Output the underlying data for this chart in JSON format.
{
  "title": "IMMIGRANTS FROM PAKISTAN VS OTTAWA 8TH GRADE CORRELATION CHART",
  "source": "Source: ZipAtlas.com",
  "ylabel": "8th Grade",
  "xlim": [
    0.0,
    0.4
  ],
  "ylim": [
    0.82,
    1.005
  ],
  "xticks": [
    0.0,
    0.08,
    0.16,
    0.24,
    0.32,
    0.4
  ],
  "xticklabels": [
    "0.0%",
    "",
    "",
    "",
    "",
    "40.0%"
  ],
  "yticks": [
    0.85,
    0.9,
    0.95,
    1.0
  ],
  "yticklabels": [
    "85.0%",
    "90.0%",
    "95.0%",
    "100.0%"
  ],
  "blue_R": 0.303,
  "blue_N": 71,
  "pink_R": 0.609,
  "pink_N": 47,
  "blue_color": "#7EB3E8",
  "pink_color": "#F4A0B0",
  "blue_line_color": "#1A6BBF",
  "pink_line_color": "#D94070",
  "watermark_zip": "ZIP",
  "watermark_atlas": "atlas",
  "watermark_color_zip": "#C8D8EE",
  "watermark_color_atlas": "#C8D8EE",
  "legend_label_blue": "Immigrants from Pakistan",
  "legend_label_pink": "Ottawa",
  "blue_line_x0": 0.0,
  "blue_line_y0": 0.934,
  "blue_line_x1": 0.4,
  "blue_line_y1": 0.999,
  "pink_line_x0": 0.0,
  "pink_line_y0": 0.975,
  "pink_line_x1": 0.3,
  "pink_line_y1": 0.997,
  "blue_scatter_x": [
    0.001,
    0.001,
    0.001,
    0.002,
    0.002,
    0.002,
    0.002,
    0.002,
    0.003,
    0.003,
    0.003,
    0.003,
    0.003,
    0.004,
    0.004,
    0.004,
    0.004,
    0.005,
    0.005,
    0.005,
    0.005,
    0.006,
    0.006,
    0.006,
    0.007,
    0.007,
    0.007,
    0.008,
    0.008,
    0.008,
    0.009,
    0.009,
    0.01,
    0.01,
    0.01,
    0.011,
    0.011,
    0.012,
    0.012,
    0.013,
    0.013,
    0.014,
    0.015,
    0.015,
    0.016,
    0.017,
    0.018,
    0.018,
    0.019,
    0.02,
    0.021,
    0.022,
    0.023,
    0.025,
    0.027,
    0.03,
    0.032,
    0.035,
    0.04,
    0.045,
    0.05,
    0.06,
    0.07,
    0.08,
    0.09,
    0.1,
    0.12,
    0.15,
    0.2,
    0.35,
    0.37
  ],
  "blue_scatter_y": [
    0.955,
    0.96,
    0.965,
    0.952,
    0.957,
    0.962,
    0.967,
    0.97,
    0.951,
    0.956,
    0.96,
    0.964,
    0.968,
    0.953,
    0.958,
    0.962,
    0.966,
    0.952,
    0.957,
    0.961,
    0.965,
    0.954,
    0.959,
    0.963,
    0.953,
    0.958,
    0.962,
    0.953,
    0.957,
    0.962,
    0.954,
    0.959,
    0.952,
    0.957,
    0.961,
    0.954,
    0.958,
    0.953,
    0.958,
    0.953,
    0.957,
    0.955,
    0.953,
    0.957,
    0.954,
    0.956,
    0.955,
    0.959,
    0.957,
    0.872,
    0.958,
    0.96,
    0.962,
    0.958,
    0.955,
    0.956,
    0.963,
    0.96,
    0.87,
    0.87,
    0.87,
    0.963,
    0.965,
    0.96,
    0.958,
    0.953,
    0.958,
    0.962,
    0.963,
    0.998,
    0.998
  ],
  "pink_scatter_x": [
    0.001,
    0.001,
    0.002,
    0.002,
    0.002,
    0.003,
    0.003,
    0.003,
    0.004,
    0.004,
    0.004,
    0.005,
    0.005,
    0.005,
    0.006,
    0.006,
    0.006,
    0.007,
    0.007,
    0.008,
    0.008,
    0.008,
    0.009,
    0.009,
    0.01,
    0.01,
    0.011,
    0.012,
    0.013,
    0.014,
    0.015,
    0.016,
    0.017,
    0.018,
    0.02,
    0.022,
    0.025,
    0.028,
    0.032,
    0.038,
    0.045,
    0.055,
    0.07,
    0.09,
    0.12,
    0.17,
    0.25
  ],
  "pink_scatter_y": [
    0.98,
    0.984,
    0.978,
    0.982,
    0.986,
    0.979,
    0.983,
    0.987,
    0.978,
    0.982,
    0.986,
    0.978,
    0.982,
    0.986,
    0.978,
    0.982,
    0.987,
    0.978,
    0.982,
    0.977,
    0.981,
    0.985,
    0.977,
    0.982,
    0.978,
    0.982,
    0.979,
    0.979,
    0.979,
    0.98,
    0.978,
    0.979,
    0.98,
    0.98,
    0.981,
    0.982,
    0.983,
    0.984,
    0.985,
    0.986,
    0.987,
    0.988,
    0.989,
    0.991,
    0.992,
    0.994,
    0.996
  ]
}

- Exercise requirements -
Type out the entries again, word for word.

- Response -
Output the underlying data for this chart in JSON format.
{
  "title": "IMMIGRANTS FROM PAKISTAN VS OTTAWA 8TH GRADE CORRELATION CHART",
  "source": "Source: ZipAtlas.com",
  "ylabel": "8th Grade",
  "xlim": [
    0.0,
    0.4
  ],
  "ylim": [
    0.82,
    1.005
  ],
  "xticks": [
    0.0,
    0.08,
    0.16,
    0.24,
    0.32,
    0.4
  ],
  "xticklabels": [
    "0.0%",
    "",
    "",
    "",
    "",
    "40.0%"
  ],
  "yticks": [
    0.85,
    0.9,
    0.95,
    1.0
  ],
  "yticklabels": [
    "85.0%",
    "90.0%",
    "95.0%",
    "100.0%"
  ],
  "blue_R": 0.303,
  "blue_N": 71,
  "pink_R": 0.609,
  "pink_N": 47,
  "blue_color": "#7EB3E8",
  "pink_color": "#F4A0B0",
  "blue_line_color": "#1A6BBF",
  "pink_line_color": "#D94070",
  "watermark_zip": "ZIP",
  "watermark_atlas": "atlas",
  "watermark_color_zip": "#C8D8EE",
  "watermark_color_atlas": "#C8D8EE",
  "legend_label_blue": "Immigrants from Pakistan",
  "legend_label_pink": "Ottawa",
  "blue_line_x0": 0.0,
  "blue_line_y0": 0.934,
  "blue_line_x1": 0.4,
  "blue_line_y1": 0.999,
  "pink_line_x0": 0.0,
  "pink_line_y0": 0.975,
  "pink_line_x1": 0.3,
  "pink_line_y1": 0.997,
  "blue_scatter_x": [
    0.001,
    0.001,
    0.001,
    0.002,
    0.002,
    0.002,
    0.002,
    0.002,
    0.003,
    0.003,
    0.003,
    0.003,
    0.003,
    0.004,
    0.004,
    0.004,
    0.004,
    0.005,
    0.005,
    0.005,
    0.005,
    0.006,
    0.006,
    0.006,
    0.007,
    0.007,
    0.007,
    0.008,
    0.008,
    0.008,
    0.009,
    0.009,
    0.01,
    0.01,
    0.01,
    0.011,
    0.011,
    0.012,
    0.012,
    0.013,
    0.013,
    0.014,
    0.015,
    0.015,
    0.016,
    0.017,
    0.018,
    0.018,
    0.019,
    0.02,
    0.021,
    0.022,
    0.023,
    0.025,
    0.027,
    0.03,
    0.032,
    0.035,
    0.04,
    0.045,
    0.05,
    0.06,
    0.07,
    0.08,
    0.09,
    0.1,
    0.12,
    0.15,
    0.2,
    0.35,
    0.37
  ],
  "blue_scatter_y": [
    0.955,
    0.96,
    0.965,
    0.952,
    0.957,
    0.962,
    0.967,
    0.97,
    0.951,
    0.956,
    0.96,
    0.964,
    0.968,
    0.953,
    0.958,
    0.962,
    0.966,
    0.952,
    0.957,
    0.961,
    0.965,
    0.954,
    0.959,
    0.963,
    0.953,
    0.958,
    0.962,
    0.953,
    0.957,
    0.962,
    0.954,
    0.959,
    0.952,
    0.957,
    0.961,
    0.954,
    0.958,
    0.953,
    0.958,
    0.953,
    0.957,
    0.955,
    0.953,
    0.957,
    0.954,
    0.956,
    0.955,
    0.959,
    0.957,
    0.872,
    0.958,
    0.96,
    0.962,
    0.958,
    0.955,
    0.956,
    0.963,
    0.96,
    0.87,
    0.87,
    0.87,
    0.963,
    0.965,
    0.96,
    0.958,
    0.953,
    0.958,
    0.962,
    0.963,
    0.998,
    0.998
  ],
  "pink_scatter_x": [
    0.001,
    0.001,
    0.002,
    0.002,
    0.002,
    0.003,
    0.003,
    0.003,
    0.004,
    0.004,
    0.004,
    0.005,
    0.005,
    0.005,
    0.006,
    0.006,
    0.006,
    0.007,
    0.007,
    0.008,
    0.008,
    0.008,
    0.009,
    0.009,
    0.01,
    0.01,
    0.011,
    0.012,
    0.013,
    0.014,
    0.015,
    0.016,
    0.017,
    0.018,
    0.02,
    0.022,
    0.025,
    0.028,
    0.032,
    0.038,
    0.045,
    0.055,
    0.07,
    0.09,
    0.12,
    0.17,
    0.25
  ],
  "pink_scatter_y": [
    0.98,
    0.984,
    0.978,
    0.982,
    0.986,
    0.979,
    0.983,
    0.987,
    0.978,
    0.982,
    0.986,
    0.978,
    0.982,
    0.986,
    0.978,
    0.982,
    0.987,
    0.978,
    0.982,
    0.977,
    0.981,
    0.985,
    0.977,
    0.982,
    0.978,
    0.982,
    0.979,
    0.979,
    0.979,
    0.98,
    0.978,
    0.979,
    0.98,
    0.98,
    0.981,
    0.982,
    0.983,
    0.984,
    0.985,
    0.986,
    0.987,
    0.988,
    0.989,
    0.991,
    0.992,
    0.994,
    0.996
  ]
}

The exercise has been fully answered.